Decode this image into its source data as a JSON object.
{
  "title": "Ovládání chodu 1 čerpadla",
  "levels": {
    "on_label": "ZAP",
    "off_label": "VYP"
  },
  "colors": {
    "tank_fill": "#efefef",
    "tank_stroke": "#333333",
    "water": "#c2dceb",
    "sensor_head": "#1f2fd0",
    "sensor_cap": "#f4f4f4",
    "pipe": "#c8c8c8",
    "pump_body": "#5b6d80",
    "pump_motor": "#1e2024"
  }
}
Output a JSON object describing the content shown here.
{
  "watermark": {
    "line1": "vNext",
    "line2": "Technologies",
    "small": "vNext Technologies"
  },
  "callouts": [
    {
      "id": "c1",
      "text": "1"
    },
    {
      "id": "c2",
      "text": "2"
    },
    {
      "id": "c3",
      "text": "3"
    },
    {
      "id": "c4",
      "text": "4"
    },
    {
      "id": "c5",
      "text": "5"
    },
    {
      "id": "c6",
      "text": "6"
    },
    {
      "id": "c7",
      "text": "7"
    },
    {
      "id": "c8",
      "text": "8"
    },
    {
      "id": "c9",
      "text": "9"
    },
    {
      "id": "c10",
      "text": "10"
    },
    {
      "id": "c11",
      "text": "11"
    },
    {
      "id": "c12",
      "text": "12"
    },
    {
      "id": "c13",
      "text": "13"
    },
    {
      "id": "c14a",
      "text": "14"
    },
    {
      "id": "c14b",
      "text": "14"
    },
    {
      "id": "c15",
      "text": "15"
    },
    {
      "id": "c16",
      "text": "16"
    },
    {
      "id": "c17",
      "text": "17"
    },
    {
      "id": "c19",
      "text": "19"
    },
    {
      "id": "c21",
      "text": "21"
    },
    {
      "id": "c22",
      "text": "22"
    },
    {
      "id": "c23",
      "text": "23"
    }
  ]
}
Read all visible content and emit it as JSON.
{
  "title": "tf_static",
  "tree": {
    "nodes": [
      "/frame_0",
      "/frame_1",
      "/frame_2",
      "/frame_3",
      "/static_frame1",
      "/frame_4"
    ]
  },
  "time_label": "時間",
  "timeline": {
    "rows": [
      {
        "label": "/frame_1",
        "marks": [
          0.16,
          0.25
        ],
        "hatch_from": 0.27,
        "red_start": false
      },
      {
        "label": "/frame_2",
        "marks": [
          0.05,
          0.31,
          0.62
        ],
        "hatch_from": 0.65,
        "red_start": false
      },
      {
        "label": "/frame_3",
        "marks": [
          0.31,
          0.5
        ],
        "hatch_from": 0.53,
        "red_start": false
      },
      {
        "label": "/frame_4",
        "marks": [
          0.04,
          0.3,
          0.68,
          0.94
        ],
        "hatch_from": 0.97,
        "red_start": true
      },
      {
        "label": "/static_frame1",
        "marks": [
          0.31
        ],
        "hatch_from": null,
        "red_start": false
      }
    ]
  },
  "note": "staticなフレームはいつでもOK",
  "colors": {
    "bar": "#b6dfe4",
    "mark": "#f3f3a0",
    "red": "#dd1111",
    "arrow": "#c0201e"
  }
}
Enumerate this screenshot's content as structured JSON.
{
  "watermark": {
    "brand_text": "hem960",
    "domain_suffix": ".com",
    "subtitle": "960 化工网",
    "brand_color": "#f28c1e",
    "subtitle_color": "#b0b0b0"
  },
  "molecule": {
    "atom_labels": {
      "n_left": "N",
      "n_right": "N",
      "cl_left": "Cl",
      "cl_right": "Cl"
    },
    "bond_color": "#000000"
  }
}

......

**Aim of the task:**
Extract the full set of entries word for word.

**Problem solution:**
Decode this image into its source data as a JSON object.
{
  "title": "Ovládání chodu 1 čerpadla",
  "levels": {
    "on_label": "ZAP",
    "off_label": "VYP"
  },
  "colors": {
    "tank_fill": "#efefef",
    "tank_stroke": "#333333",
    "water": "#c2dceb",
    "sensor_head": "#1f2fd0",
    "sensor_cap": "#f4f4f4",
    "pipe": "#c8c8c8",
    "pump_body": "#5b6d80",
    "pump_motor": "#1e2024"
  }
}
Output a JSON object describing the content shown here.
{
  "watermark": {
    "line1": "vNext",
    "line2": "Technologies",
    "small": "vNext Technologies"
  },
  "callouts": [
    {
      "id": "c1",
      "text": "1"
    },
    {
      "id": "c2",
      "text": "2"
    },
    {
      "id": "c3",
      "text": "3"
    },
    {
      "id": "c4",
      "text": "4"
    },
    {
      "id": "c5",
      "text": "5"
    },
    {
      "id": "c6",
      "text": "6"
    },
    {
      "id": "c7",
      "text": "7"
    },
    {
      "id": "c8",
      "text": "8"
    },
    {
      "id": "c9",
      "text": "9"
    },
    {
      "id": "c10",
      "text": "10"
    },
    {
      "id": "c11",
      "text": "11"
    },
    {
      "id": "c12",
      "text": "12"
    },
    {
      "id": "c13",
      "text": "13"
    },
    {
      "id": "c14a",
      "text": "14"
    },
    {
      "id": "c14b",
      "text": "14"
    },
    {
      "id": "c15",
      "text": "15"
    },
    {
      "id": "c16",
      "text": "16"
    },
    {
      "id": "c17",
      "text": "17"
    },
    {
      "id": "c19",
      "text": "19"
    },
    {
      "id": "c21",
      "text": "21"
    },
    {
      "id": "c22",
      "text": "22"
    },
    {
      "id": "c23",
      "text": "23"
    }
  ]
}
Read all visible content and emit it as JSON.
{
  "title": "tf_static",
  "tree": {
    "nodes": [
      "/frame_0",
      "/frame_1",
      "/frame_2",
      "/frame_3",
      "/static_frame1",
      "/frame_4"
    ]
  },
  "time_label": "時間",
  "timeline": {
    "rows": [
      {
        "label": "/frame_1",
        "marks": [
          0.16,
          0.25
        ],
        "hatch_from": 0.27,
        "red_start": false
      },
      {
        "label": "/frame_2",
        "marks": [
          0.05,
          0.31,
          0.62
        ],
        "hatch_from": 0.65,
        "red_start": false
      },
      {
        "label": "/frame_3",
        "marks": [
          0.31,
          0.5
        ],
        "hatch_from": 0.53,
        "red_start": false
      },
      {
        "label": "/frame_4",
        "marks": [
          0.04,
          0.3,
          0.68,
          0.94
        ],
        "hatch_from": 0.97,
        "red_start": true
      },
      {
        "label": "/static_frame1",
        "marks": [
          0.31
        ],
        "hatch_from": null,
        "red_start": false
      }
    ]
  },
  "note": "staticなフレームはいつでもOK",
  "colors": {
    "bar": "#b6dfe4",
    "mark": "#f3f3a0",
    "red": "#dd1111",
    "arrow": "#c0201e"
  }
}
Enumerate this screenshot's content as structured JSON.
{
  "watermark": {
    "brand_text": "hem960",
    "domain_suffix": ".com",
    "subtitle": "960 化工网",
    "brand_color": "#f28c1e",
    "subtitle_color": "#b0b0b0"
  },
  "molecule": {
    "atom_labels": {
      "n_left": "N",
      "n_right": "N",
      "cl_left": "Cl",
      "cl_right": "Cl"
    },
    "bond_color": "#000000"
  }
}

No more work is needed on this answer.